— Start Input rows —

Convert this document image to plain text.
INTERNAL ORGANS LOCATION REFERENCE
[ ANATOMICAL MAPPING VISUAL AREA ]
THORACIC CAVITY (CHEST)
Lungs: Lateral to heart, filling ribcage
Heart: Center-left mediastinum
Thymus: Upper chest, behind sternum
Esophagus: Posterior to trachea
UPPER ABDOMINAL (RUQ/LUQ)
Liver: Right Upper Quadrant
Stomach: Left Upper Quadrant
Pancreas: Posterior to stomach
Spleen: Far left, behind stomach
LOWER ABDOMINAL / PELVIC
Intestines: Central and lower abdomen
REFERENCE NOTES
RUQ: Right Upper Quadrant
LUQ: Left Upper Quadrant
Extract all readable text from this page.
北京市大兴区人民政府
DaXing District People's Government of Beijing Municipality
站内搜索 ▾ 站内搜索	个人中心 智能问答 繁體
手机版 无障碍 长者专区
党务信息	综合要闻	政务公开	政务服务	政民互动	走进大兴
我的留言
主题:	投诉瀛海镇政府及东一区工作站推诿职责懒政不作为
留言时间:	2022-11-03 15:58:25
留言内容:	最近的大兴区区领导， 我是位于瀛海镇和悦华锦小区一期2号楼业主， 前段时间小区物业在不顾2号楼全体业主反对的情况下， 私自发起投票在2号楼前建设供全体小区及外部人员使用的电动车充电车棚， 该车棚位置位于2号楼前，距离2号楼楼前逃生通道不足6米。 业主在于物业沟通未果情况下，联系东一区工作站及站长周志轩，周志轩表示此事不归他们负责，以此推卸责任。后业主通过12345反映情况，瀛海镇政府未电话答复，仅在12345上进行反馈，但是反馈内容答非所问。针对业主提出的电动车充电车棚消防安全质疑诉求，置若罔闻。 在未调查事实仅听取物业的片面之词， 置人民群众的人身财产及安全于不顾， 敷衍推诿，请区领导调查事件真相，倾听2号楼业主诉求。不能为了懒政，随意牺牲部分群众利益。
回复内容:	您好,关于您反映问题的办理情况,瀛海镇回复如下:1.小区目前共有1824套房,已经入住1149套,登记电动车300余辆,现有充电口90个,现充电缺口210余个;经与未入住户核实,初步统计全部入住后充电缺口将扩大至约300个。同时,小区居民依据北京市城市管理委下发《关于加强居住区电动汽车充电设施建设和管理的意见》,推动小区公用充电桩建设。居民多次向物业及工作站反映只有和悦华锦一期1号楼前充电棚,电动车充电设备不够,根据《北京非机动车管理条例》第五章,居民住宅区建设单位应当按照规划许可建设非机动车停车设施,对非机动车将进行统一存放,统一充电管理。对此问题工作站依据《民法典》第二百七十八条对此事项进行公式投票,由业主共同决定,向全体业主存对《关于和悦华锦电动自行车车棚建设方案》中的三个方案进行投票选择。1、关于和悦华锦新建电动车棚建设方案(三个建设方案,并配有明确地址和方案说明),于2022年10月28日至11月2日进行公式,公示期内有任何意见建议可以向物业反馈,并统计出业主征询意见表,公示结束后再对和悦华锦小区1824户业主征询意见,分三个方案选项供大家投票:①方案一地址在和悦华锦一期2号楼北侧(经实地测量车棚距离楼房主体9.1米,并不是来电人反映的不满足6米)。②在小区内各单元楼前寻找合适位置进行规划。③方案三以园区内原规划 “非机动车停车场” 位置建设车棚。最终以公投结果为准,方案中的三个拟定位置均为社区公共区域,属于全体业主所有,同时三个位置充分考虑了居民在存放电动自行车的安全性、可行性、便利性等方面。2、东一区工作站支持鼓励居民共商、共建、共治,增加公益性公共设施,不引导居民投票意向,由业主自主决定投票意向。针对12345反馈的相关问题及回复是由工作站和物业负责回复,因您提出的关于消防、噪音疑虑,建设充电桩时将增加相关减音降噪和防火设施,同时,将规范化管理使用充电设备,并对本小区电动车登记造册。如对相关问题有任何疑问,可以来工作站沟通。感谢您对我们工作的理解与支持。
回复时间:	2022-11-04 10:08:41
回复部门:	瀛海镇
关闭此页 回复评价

— End Input rows —

What the task asks: Search the entries for the word "text", then list each line that holds it.

Output:
Convert this document image to plain text.
Extract all readable text from this page.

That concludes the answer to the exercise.